▸ **Problem statement**: Copy out all the lines where "Rotating" shows up.

▸ **Data for this exercise**:
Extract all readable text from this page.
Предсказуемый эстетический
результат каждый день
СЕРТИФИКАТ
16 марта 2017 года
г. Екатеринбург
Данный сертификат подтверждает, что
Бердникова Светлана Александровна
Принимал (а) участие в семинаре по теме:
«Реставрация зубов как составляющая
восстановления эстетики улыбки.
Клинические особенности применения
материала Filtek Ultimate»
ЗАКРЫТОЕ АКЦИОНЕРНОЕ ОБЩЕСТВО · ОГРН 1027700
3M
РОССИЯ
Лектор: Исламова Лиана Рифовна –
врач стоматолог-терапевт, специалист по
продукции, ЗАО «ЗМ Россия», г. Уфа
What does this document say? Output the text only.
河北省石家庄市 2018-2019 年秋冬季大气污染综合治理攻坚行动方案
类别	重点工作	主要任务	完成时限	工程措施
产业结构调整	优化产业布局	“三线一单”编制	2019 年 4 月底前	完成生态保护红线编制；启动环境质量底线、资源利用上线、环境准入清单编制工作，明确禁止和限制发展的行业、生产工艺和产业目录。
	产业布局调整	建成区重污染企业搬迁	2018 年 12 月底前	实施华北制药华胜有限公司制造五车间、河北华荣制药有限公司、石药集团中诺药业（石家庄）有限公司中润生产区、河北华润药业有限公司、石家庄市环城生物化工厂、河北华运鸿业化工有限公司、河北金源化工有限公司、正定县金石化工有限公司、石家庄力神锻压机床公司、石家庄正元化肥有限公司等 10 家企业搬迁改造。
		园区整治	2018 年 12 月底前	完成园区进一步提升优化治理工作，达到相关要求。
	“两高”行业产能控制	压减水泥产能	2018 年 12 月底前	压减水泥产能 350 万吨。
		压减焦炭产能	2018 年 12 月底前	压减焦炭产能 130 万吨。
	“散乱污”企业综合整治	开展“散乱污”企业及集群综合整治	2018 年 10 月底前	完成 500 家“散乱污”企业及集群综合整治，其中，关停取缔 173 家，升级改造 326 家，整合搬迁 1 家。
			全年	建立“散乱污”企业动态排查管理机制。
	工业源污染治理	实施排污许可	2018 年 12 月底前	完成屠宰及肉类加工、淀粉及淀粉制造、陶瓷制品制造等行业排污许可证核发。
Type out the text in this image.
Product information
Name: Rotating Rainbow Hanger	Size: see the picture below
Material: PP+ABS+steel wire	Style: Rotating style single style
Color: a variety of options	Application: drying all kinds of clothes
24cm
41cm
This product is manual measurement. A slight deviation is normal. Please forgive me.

▸ **Answer**:
Name: Rotating Rainbow Hanger	Size: see the picture below
Material: PP+ABS+steel wire	Style: Rotating style single style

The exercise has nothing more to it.